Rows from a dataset

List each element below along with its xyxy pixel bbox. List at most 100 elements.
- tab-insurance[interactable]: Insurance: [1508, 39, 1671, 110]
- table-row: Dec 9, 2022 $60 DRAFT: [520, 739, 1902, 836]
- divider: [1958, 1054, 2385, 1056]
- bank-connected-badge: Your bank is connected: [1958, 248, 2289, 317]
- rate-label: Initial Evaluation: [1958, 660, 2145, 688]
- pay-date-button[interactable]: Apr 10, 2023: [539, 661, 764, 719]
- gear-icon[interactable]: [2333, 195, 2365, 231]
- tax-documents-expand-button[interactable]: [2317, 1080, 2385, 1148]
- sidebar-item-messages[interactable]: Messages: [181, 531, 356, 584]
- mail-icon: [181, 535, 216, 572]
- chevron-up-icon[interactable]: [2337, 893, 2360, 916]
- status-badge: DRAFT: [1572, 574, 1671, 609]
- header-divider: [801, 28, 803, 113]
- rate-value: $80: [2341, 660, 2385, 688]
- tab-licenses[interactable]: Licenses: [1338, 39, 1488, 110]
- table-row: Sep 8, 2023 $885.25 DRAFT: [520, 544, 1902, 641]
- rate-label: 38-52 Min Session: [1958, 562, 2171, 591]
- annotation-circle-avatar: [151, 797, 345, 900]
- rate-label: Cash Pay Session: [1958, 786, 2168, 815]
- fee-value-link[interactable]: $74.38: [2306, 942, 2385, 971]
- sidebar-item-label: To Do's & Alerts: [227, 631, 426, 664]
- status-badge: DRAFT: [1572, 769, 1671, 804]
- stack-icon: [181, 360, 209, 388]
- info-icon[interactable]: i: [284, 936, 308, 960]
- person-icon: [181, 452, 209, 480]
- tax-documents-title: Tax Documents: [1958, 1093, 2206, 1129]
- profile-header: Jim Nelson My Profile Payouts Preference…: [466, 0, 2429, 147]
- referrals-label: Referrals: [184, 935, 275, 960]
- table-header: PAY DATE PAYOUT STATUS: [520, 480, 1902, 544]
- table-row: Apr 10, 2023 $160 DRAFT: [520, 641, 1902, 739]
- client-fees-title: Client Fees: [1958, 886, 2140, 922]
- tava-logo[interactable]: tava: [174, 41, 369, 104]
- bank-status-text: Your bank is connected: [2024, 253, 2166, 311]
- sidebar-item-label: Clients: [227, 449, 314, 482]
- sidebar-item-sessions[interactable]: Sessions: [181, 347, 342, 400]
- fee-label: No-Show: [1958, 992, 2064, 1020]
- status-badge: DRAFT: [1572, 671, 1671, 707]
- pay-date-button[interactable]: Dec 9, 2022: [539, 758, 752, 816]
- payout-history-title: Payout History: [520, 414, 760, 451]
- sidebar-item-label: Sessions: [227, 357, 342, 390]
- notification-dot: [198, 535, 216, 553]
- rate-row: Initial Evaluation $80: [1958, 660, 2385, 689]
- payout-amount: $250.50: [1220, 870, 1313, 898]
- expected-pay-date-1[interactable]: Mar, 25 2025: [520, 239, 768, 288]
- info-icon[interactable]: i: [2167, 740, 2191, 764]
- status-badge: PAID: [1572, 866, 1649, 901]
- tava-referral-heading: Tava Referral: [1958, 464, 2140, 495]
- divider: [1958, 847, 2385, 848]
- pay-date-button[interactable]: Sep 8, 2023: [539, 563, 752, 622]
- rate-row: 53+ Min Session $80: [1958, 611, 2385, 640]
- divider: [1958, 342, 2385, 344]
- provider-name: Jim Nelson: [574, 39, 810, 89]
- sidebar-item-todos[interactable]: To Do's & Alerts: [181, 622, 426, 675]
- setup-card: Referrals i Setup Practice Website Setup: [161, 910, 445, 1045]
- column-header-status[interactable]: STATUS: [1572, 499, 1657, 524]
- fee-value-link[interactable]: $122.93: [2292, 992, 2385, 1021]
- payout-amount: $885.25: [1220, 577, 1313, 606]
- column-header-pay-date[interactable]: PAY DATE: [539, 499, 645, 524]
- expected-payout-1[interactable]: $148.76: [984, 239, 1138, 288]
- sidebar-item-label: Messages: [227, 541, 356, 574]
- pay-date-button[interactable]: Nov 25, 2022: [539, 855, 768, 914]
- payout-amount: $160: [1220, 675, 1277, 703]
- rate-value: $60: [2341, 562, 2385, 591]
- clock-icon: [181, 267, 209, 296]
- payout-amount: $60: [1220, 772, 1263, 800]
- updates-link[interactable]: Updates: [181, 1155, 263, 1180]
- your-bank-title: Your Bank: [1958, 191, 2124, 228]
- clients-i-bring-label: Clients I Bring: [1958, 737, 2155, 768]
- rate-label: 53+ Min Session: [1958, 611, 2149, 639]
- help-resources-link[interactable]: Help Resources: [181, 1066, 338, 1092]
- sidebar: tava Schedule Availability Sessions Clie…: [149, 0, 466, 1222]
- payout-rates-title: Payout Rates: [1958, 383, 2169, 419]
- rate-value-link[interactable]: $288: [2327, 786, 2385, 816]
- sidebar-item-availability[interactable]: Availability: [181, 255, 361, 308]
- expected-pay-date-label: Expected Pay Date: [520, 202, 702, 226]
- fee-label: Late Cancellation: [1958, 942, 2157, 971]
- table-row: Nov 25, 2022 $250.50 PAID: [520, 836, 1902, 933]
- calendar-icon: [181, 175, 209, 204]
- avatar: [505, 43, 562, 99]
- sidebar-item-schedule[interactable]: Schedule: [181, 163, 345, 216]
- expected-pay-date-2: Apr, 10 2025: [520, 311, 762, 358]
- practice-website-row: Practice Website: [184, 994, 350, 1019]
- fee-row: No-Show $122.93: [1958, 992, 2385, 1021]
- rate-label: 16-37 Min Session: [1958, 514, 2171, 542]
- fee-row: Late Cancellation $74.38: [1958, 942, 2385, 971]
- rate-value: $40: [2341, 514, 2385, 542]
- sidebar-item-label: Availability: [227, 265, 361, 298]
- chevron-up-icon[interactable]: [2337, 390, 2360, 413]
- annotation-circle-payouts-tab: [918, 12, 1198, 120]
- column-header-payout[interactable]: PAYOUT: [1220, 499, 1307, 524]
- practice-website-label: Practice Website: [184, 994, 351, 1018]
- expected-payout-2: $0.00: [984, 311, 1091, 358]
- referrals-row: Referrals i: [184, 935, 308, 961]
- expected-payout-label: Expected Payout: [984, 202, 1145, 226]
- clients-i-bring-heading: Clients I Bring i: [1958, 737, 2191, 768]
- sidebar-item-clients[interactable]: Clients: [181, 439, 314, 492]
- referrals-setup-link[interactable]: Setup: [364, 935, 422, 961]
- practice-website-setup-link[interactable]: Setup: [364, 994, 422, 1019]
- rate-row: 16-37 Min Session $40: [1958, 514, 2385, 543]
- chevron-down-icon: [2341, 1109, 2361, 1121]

**REQUIREMENT**
Rewrite every item above with each "DRAFT" swapped for "PAID", leaving everything else as it is.

**ANSWER TO THE EXERCISE**
List each element below along with its xyxy pixel bbox. List at most 100 elements.
- tab-insurance[interactable]: Insurance: [1508, 39, 1671, 110]
- table-row: Dec 9, 2022 $60 PAID: [520, 739, 1902, 836]
- divider: [1958, 1054, 2385, 1056]
- bank-connected-badge: Your bank is connected: [1958, 248, 2289, 317]
- rate-label: Initial Evaluation: [1958, 660, 2145, 688]
- pay-date-button[interactable]: Apr 10, 2023: [539, 661, 764, 719]
- gear-icon[interactable]: [2333, 195, 2365, 231]
- tax-documents-expand-button[interactable]: [2317, 1080, 2385, 1148]
- sidebar-item-messages[interactable]: Messages: [181, 531, 356, 584]
- mail-icon: [181, 535, 216, 572]
- chevron-up-icon[interactable]: [2337, 893, 2360, 916]
- status-badge: PAID: [1572, 574, 1671, 609]
- header-divider: [801, 28, 803, 113]
- rate-value: $80: [2341, 660, 2385, 688]
- tab-licenses[interactable]: Licenses: [1338, 39, 1488, 110]
- table-row: Sep 8, 2023 $885.25 PAID: [520, 544, 1902, 641]
- rate-label: 38-52 Min Session: [1958, 562, 2171, 591]
- annotation-circle-avatar: [151, 797, 345, 900]
- rate-label: Cash Pay Session: [1958, 786, 2168, 815]
- fee-value-link[interactable]: $74.38: [2306, 942, 2385, 971]
- sidebar-item-label: To Do's & Alerts: [227, 631, 426, 664]
- status-badge: PAID: [1572, 769, 1671, 804]
- stack-icon: [181, 360, 209, 388]
- info-icon[interactable]: i: [284, 936, 308, 960]
- person-icon: [181, 452, 209, 480]
- tax-documents-title: Tax Documents: [1958, 1093, 2206, 1129]
- profile-header: Jim Nelson My Profile Payouts Preference…: [466, 0, 2429, 147]
- referrals-label: Referrals: [184, 935, 275, 960]
- table-header: PAY DATE PAYOUT STATUS: [520, 480, 1902, 544]
- table-row: Apr 10, 2023 $160 PAID: [520, 641, 1902, 739]
- client-fees-title: Client Fees: [1958, 886, 2140, 922]
- tava-logo[interactable]: tava: [174, 41, 369, 104]
- bank-status-text: Your bank is connected: [2024, 253, 2166, 311]
- sidebar-item-label: Clients: [227, 449, 314, 482]
- sidebar-item-sessions[interactable]: Sessions: [181, 347, 342, 400]
- fee-label: No-Show: [1958, 992, 2064, 1020]
- status-badge: PAID: [1572, 671, 1671, 707]
- pay-date-button[interactable]: Dec 9, 2022: [539, 758, 752, 816]
- payout-history-title: Payout History: [520, 414, 760, 451]
- sidebar-item-label: Sessions: [227, 357, 342, 390]
- notification-dot: [198, 535, 216, 553]
- rate-row: Initial Evaluation $80: [1958, 660, 2385, 689]
- payout-amount: $250.50: [1220, 870, 1313, 898]
- expected-pay-date-1[interactable]: Mar, 25 2025: [520, 239, 768, 288]
- info-icon[interactable]: i: [2167, 740, 2191, 764]
- status-badge: PAID: [1572, 866, 1649, 901]
- tava-referral-heading: Tava Referral: [1958, 464, 2140, 495]
- divider: [1958, 847, 2385, 848]
- pay-date-button[interactable]: Sep 8, 2023: [539, 563, 752, 622]
- rate-row: 53+ Min Session $80: [1958, 611, 2385, 640]
- divider: [1958, 342, 2385, 344]
- provider-name: Jim Nelson: [574, 39, 810, 89]
- sidebar-item-todos[interactable]: To Do's & Alerts: [181, 622, 426, 675]
- setup-card: Referrals i Setup Practice Website Setup: [161, 910, 445, 1045]
- column-header-status[interactable]: STATUS: [1572, 499, 1657, 524]
- fee-value-link[interactable]: $122.93: [2292, 992, 2385, 1021]
- payout-amount: $885.25: [1220, 577, 1313, 606]
- column-header-pay-date[interactable]: PAY DATE: [539, 499, 645, 524]
- expected-payout-1[interactable]: $148.76: [984, 239, 1138, 288]
- sidebar-item-label: Messages: [227, 541, 356, 574]
- pay-date-button[interactable]: Nov 25, 2022: [539, 855, 768, 914]
- payout-amount: $160: [1220, 675, 1277, 703]
- rate-value: $60: [2341, 562, 2385, 591]
- clock-icon: [181, 267, 209, 296]
- payout-amount: $60: [1220, 772, 1263, 800]
- updates-link[interactable]: Updates: [181, 1155, 263, 1180]
- your-bank-title: Your Bank: [1958, 191, 2124, 228]
- clients-i-bring-label: Clients I Bring: [1958, 737, 2155, 768]
- rate-label: 53+ Min Session: [1958, 611, 2149, 639]
- help-resources-link[interactable]: Help Resources: [181, 1066, 338, 1092]
- sidebar: tava Schedule Availability Sessions Clie…: [149, 0, 466, 1222]
- payout-rates-title: Payout Rates: [1958, 383, 2169, 419]
- rate-value-link[interactable]: $288: [2327, 786, 2385, 816]
- sidebar-item-availability[interactable]: Availability: [181, 255, 361, 308]
- expected-pay-date-label: Expected Pay Date: [520, 202, 702, 226]
- fee-label: Late Cancellation: [1958, 942, 2157, 971]
- table-row: Nov 25, 2022 $250.50 PAID: [520, 836, 1902, 933]
- calendar-icon: [181, 175, 209, 204]
- avatar: [505, 43, 562, 99]
- sidebar-item-schedule[interactable]: Schedule: [181, 163, 345, 216]
- expected-pay-date-2: Apr, 10 2025: [520, 311, 762, 358]
- practice-website-row: Practice Website: [184, 994, 350, 1019]
- fee-row: No-Show $122.93: [1958, 992, 2385, 1021]
- rate-label: 16-37 Min Session: [1958, 514, 2171, 542]
- fee-row: Late Cancellation $74.38: [1958, 942, 2385, 971]
- rate-value: $40: [2341, 514, 2385, 542]
- sidebar-item-label: Availability: [227, 265, 361, 298]
- chevron-up-icon[interactable]: [2337, 390, 2360, 413]
- annotation-circle-payouts-tab: [918, 12, 1198, 120]
- column-header-payout[interactable]: PAYOUT: [1220, 499, 1307, 524]
- practice-website-label: Practice Website: [184, 994, 351, 1018]
- expected-payout-2: $0.00: [984, 311, 1091, 358]
- referrals-row: Referrals i: [184, 935, 308, 961]
- expected-payout-label: Expected Payout: [984, 202, 1145, 226]
- clients-i-bring-heading: Clients I Bring i: [1958, 737, 2191, 768]
- sidebar-item-clients[interactable]: Clients: [181, 439, 314, 492]
- referrals-setup-link[interactable]: Setup: [364, 935, 422, 961]
- practice-website-setup-link[interactable]: Setup: [364, 994, 422, 1019]
- rate-row: 16-37 Min Session $40: [1958, 514, 2385, 543]
- chevron-down-icon: [2341, 1109, 2361, 1121]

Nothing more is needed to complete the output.